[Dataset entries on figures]
===============
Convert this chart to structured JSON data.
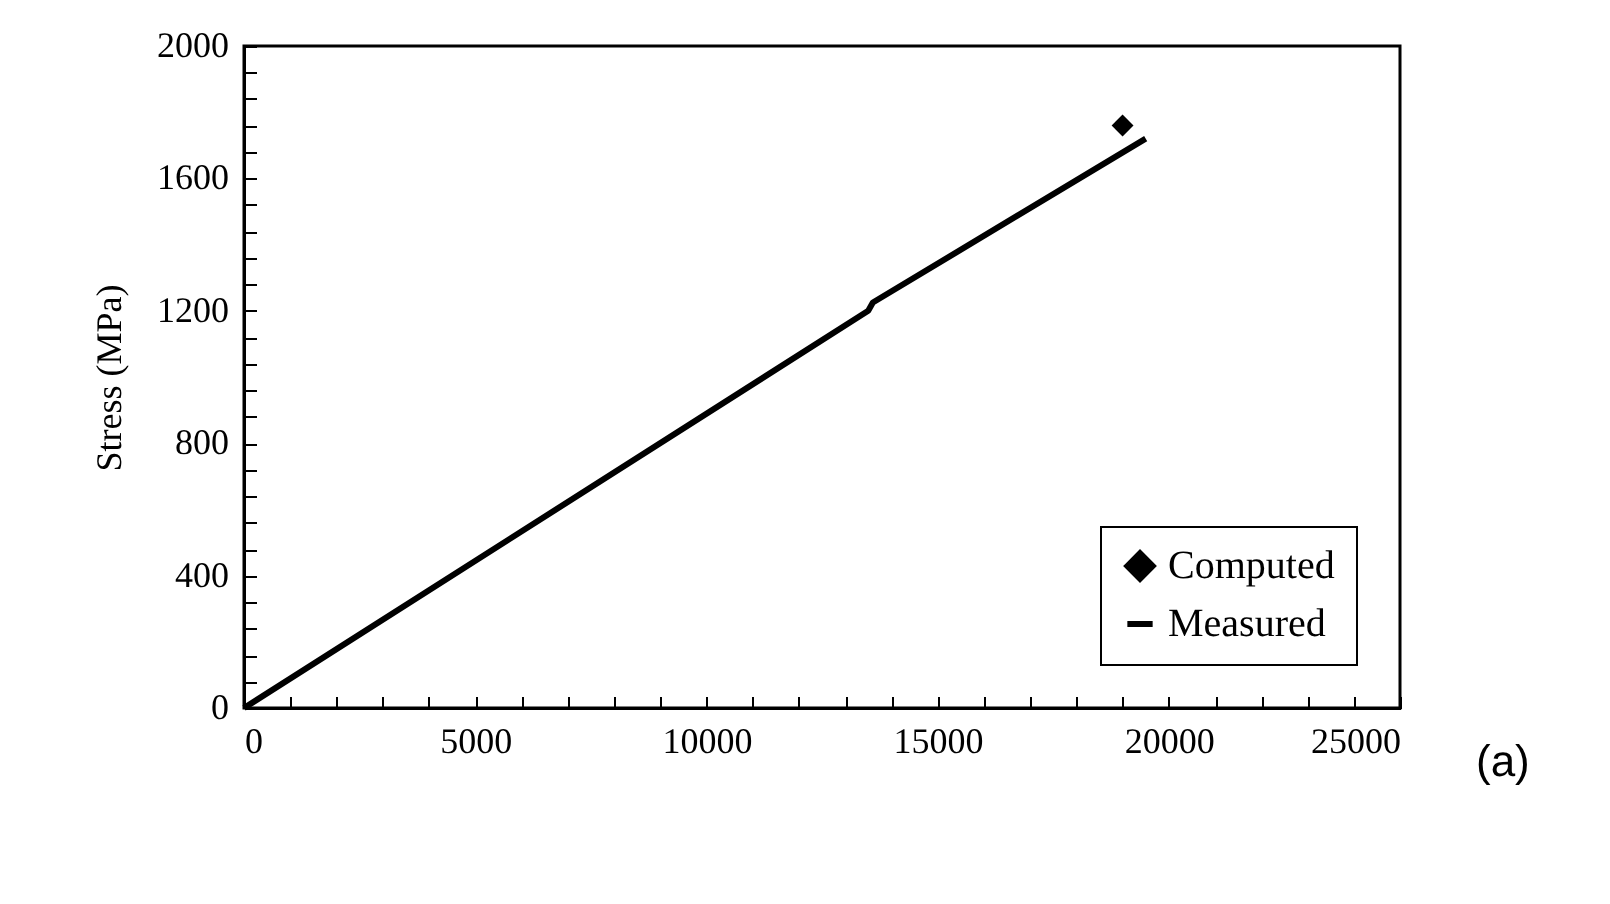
{
  "chart_data": {
    "type": "line",
    "ylabel": "Stress (MPa)",
    "annotations": [
      "(a)"
    ],
    "legend": "bottom right",
    "grid": false,
    "xlim": [
      0,
      25000
    ],
    "ylim": [
      0,
      2000
    ],
    "xticks": [
      0,
      {
        "value": 1000,
        "label": null
      },
      {
        "value": 2000,
        "label": null
      },
      {
        "value": 3000,
        "label": null
      },
      {
        "value": 4000,
        "label": null
      },
      5000,
      {
        "value": 6000,
        "label": null
      },
      {
        "value": 7000,
        "label": null
      },
      {
        "value": 8000,
        "label": null
      },
      {
        "value": 9000,
        "label": null
      },
      10000,
      {
        "value": 11000,
        "label": null
      },
      {
        "value": 12000,
        "label": null
      },
      {
        "value": 13000,
        "label": null
      },
      {
        "value": 14000,
        "label": null
      },
      15000,
      {
        "value": 16000,
        "label": null
      },
      {
        "value": 17000,
        "label": null
      },
      {
        "value": 18000,
        "label": null
      },
      {
        "value": 19000,
        "label": null
      },
      20000,
      {
        "value": 21000,
        "label": null
      },
      {
        "value": 22000,
        "label": null
      },
      {
        "value": 23000,
        "label": null
      },
      {
        "value": 24000,
        "label": null
      },
      25000
    ],
    "yticks": [
      0,
      {
        "value": 80,
        "label": null
      },
      {
        "value": 160,
        "label": null
      },
      {
        "value": 240,
        "label": null
      },
      {
        "value": 320,
        "label": null
      },
      400,
      {
        "value": 480,
        "label": null
      },
      {
        "value": 560,
        "label": null
      },
      {
        "value": 640,
        "label": null
      },
      {
        "value": 720,
        "label": null
      },
      800,
      {
        "value": 880,
        "label": null
      },
      {
        "value": 960,
        "label": null
      },
      {
        "value": 1040,
        "label": null
      },
      {
        "value": 1120,
        "label": null
      },
      1200,
      {
        "value": 1280,
        "label": null
      },
      {
        "value": 1360,
        "label": null
      },
      {
        "value": 1440,
        "label": null
      },
      {
        "value": 1520,
        "label": null
      },
      1600,
      {
        "value": 1680,
        "label": null
      },
      {
        "value": 1760,
        "label": null
      },
      {
        "value": 1840,
        "label": null
      },
      {
        "value": 1920,
        "label": null
      },
      2000
    ],
    "series": [
      {
        "name": "Computed",
        "type": "scatter",
        "marker": "diamond",
        "color": "#000000",
        "x": [
          19000
        ],
        "values": [
          1760
        ]
      },
      {
        "name": "Measured",
        "color": "#000000",
        "x": [
          0,
          13500,
          13600,
          19500
        ],
        "values": [
          0,
          1200,
          1225,
          1720
        ]
      }
    ]
  }
}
===============
All preceding records should be duplicated verbatim, images excepted.

Convert this chart to structured JSON data.
{
  "chart_data": {
    "type": "line",
    "ylabel": "Stress (MPa)",
    "annotations": [
      "(a)"
    ],
    "legend": "bottom right",
    "grid": false,
    "xlim": [
      0,
      25000
    ],
    "ylim": [
      0,
      2000
    ],
    "xticks": [
      0,
      {
        "value": 1000,
        "label": null
      },
      {
        "value": 2000,
        "label": null
      },
      {
        "value": 3000,
        "label": null
      },
      {
        "value": 4000,
        "label": null
      },
      5000,
      {
        "value": 6000,
        "label": null
      },
      {
        "value": 7000,
        "label": null
      },
      {
        "value": 8000,
        "label": null
      },
      {
        "value": 9000,
        "label": null
      },
      10000,
      {
        "value": 11000,
        "label": null
      },
      {
        "value": 12000,
        "label": null
      },
      {
        "value": 13000,
        "label": null
      },
      {
        "value": 14000,
        "label": null
      },
      15000,
      {
        "value": 16000,
        "label": null
      },
      {
        "value": 17000,
        "label": null
      },
      {
        "value": 18000,
        "label": null
      },
      {
        "value": 19000,
        "label": null
      },
      20000,
      {
        "value": 21000,
        "label": null
      },
      {
        "value": 22000,
        "label": null
      },
      {
        "value": 23000,
        "label": null
      },
      {
        "value": 24000,
        "label": null
      },
      25000
    ],
    "yticks": [
      0,
      {
        "value": 80,
        "label": null
      },
      {
        "value": 160,
        "label": null
      },
      {
        "value": 240,
        "label": null
      },
      {
        "value": 320,
        "label": null
      },
      400,
      {
        "value": 480,
        "label": null
      },
      {
        "value": 560,
        "label": null
      },
      {
        "value": 640,
        "label": null
      },
      {
        "value": 720,
        "label": null
      },
      800,
      {
        "value": 880,
        "label": null
      },
      {
        "value": 960,
        "label": null
      },
      {
        "value": 1040,
        "label": null
      },
      {
        "value": 1120,
        "label": null
      },
      1200,
      {
        "value": 1280,
        "label": null
      },
      {
        "value": 1360,
        "label": null
      },
      {
        "value": 1440,
        "label": null
      },
      {
        "value": 1520,
        "label": null
      },
      1600,
      {
        "value": 1680,
        "label": null
      },
      {
        "value": 1760,
        "label": null
      },
      {
        "value": 1840,
        "label": null
      },
      {
        "value": 1920,
        "label": null
      },
      2000
    ],
    "series": [
      {
        "name": "Computed",
        "type": "scatter",
        "marker": "diamond",
        "color": "#000000",
        "x": [
          19000
        ],
        "values": [
          1760
        ]
      },
      {
        "name": "Measured",
        "color": "#000000",
        "x": [
          0,
          13500,
          13600,
          19500
        ],
        "values": [
          0,
          1200,
          1225,
          1720
        ]
      }
    ]
  }
}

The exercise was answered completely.